- **Input material**
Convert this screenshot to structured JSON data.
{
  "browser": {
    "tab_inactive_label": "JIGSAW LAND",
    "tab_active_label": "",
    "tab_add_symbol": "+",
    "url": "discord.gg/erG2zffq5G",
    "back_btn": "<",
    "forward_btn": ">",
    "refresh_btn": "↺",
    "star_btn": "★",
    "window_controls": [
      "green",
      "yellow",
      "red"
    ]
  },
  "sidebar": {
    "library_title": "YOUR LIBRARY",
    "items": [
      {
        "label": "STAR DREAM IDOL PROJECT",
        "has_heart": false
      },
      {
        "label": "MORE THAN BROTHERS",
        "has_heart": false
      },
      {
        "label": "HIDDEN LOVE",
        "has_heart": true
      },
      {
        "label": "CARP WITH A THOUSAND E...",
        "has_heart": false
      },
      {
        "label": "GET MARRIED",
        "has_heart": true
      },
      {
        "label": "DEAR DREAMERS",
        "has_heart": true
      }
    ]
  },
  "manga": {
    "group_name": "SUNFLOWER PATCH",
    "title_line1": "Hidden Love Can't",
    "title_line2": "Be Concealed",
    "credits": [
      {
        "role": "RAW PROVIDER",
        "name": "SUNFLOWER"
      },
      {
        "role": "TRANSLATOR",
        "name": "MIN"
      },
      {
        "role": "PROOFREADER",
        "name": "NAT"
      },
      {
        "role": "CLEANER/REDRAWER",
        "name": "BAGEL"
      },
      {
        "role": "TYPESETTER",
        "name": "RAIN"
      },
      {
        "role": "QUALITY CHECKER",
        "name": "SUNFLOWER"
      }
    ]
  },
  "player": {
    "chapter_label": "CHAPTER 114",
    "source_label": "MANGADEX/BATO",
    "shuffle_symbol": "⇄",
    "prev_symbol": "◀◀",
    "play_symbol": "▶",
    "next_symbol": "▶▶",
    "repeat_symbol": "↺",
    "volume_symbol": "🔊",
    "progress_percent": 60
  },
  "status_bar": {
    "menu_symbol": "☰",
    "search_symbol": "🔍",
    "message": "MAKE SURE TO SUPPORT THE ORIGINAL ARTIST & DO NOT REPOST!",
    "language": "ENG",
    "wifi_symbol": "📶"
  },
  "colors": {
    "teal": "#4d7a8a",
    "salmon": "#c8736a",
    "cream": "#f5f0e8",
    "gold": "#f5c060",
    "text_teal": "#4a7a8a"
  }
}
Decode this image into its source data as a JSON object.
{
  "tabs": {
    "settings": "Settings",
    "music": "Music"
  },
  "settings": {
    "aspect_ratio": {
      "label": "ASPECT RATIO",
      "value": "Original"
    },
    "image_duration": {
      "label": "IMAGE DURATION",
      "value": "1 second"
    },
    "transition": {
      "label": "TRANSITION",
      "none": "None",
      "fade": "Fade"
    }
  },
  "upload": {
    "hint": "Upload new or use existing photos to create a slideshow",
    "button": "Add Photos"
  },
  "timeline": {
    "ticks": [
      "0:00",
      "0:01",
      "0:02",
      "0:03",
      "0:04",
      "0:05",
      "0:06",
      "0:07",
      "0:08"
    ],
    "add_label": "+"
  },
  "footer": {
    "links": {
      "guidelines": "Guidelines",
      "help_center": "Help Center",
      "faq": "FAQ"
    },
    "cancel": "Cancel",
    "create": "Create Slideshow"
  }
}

- **Required task**
Transcribe the records above exactly as they appear.

- **Exercise answer**
Convert this screenshot to structured JSON data.
{
  "browser": {
    "tab_inactive_label": "JIGSAW LAND",
    "tab_active_label": "",
    "tab_add_symbol": "+",
    "url": "discord.gg/erG2zffq5G",
    "back_btn": "<",
    "forward_btn": ">",
    "refresh_btn": "↺",
    "star_btn": "★",
    "window_controls": [
      "green",
      "yellow",
      "red"
    ]
  },
  "sidebar": {
    "library_title": "YOUR LIBRARY",
    "items": [
      {
        "label": "STAR DREAM IDOL PROJECT",
        "has_heart": false
      },
      {
        "label": "MORE THAN BROTHERS",
        "has_heart": false
      },
      {
        "label": "HIDDEN LOVE",
        "has_heart": true
      },
      {
        "label": "CARP WITH A THOUSAND E...",
        "has_heart": false
      },
      {
        "label": "GET MARRIED",
        "has_heart": true
      },
      {
        "label": "DEAR DREAMERS",
        "has_heart": true
      }
    ]
  },
  "manga": {
    "group_name": "SUNFLOWER PATCH",
    "title_line1": "Hidden Love Can't",
    "title_line2": "Be Concealed",
    "credits": [
      {
        "role": "RAW PROVIDER",
        "name": "SUNFLOWER"
      },
      {
        "role": "TRANSLATOR",
        "name": "MIN"
      },
      {
        "role": "PROOFREADER",
        "name": "NAT"
      },
      {
        "role": "CLEANER/REDRAWER",
        "name": "BAGEL"
      },
      {
        "role": "TYPESETTER",
        "name": "RAIN"
      },
      {
        "role": "QUALITY CHECKER",
        "name": "SUNFLOWER"
      }
    ]
  },
  "player": {
    "chapter_label": "CHAPTER 114",
    "source_label": "MANGADEX/BATO",
    "shuffle_symbol": "⇄",
    "prev_symbol": "◀◀",
    "play_symbol": "▶",
    "next_symbol": "▶▶",
    "repeat_symbol": "↺",
    "volume_symbol": "🔊",
    "progress_percent": 60
  },
  "status_bar": {
    "menu_symbol": "☰",
    "search_symbol": "🔍",
    "message": "MAKE SURE TO SUPPORT THE ORIGINAL ARTIST & DO NOT REPOST!",
    "language": "ENG",
    "wifi_symbol": "📶"
  },
  "colors": {
    "teal": "#4d7a8a",
    "salmon": "#c8736a",
    "cream": "#f5f0e8",
    "gold": "#f5c060",
    "text_teal": "#4a7a8a"
  }
}
Decode this image into its source data as a JSON object.
{
  "tabs": {
    "settings": "Settings",
    "music": "Music"
  },
  "settings": {
    "aspect_ratio": {
      "label": "ASPECT RATIO",
      "value": "Original"
    },
    "image_duration": {
      "label": "IMAGE DURATION",
      "value": "1 second"
    },
    "transition": {
      "label": "TRANSITION",
      "none": "None",
      "fade": "Fade"
    }
  },
  "upload": {
    "hint": "Upload new or use existing photos to create a slideshow",
    "button": "Add Photos"
  },
  "timeline": {
    "ticks": [
      "0:00",
      "0:01",
      "0:02",
      "0:03",
      "0:04",
      "0:05",
      "0:06",
      "0:07",
      "0:08"
    ],
    "add_label": "+"
  },
  "footer": {
    "links": {
      "guidelines": "Guidelines",
      "help_center": "Help Center",
      "faq": "FAQ"
    },
    "cancel": "Cancel",
    "create": "Create Slideshow"
  }
}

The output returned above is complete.